Given task | Lift out each line of the data that holds "image".

start Available records

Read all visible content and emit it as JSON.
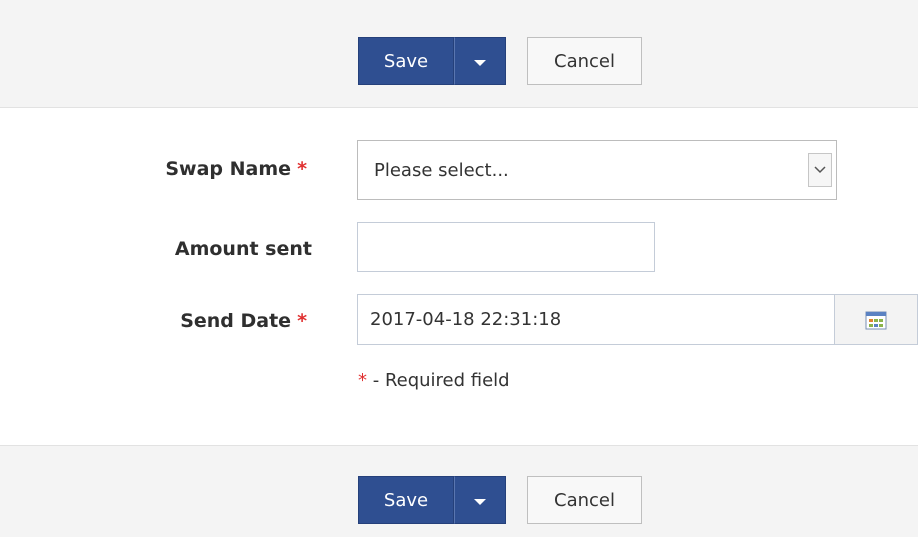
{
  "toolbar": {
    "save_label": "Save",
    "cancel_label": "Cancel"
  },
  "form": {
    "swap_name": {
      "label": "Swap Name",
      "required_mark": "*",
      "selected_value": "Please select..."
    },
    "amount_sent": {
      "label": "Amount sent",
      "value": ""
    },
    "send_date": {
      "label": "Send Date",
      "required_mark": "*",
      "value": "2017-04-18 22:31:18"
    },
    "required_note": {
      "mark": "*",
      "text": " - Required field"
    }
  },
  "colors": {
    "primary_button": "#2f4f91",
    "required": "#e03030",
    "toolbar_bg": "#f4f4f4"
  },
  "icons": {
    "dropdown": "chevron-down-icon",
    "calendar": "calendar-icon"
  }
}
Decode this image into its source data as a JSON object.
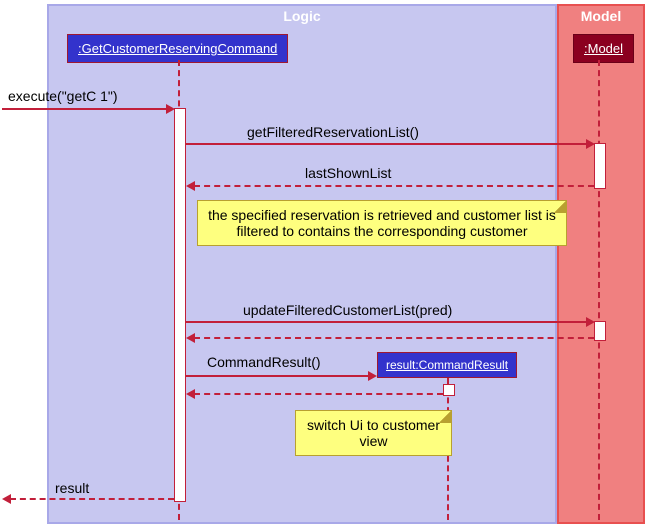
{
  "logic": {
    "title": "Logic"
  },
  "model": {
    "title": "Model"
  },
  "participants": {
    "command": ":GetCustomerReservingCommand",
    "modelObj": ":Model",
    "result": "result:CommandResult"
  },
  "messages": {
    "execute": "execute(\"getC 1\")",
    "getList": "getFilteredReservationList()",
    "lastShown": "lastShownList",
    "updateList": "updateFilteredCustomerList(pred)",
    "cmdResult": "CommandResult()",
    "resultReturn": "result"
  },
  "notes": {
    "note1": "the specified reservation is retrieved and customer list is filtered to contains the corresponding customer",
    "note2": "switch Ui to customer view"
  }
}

end Available records
start Available records

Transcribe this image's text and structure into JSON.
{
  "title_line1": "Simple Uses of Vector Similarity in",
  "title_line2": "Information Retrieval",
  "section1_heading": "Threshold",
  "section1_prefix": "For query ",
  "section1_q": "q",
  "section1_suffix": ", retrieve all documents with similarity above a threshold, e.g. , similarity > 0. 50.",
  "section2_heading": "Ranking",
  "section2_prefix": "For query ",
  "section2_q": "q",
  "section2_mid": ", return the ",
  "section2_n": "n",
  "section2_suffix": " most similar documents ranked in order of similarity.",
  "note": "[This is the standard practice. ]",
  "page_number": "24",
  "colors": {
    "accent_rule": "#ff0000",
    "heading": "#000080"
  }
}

end Available records

Answer to the task |
Decode this image into its source data as a JSON object.
Transcribe this image's text and structure into JSON.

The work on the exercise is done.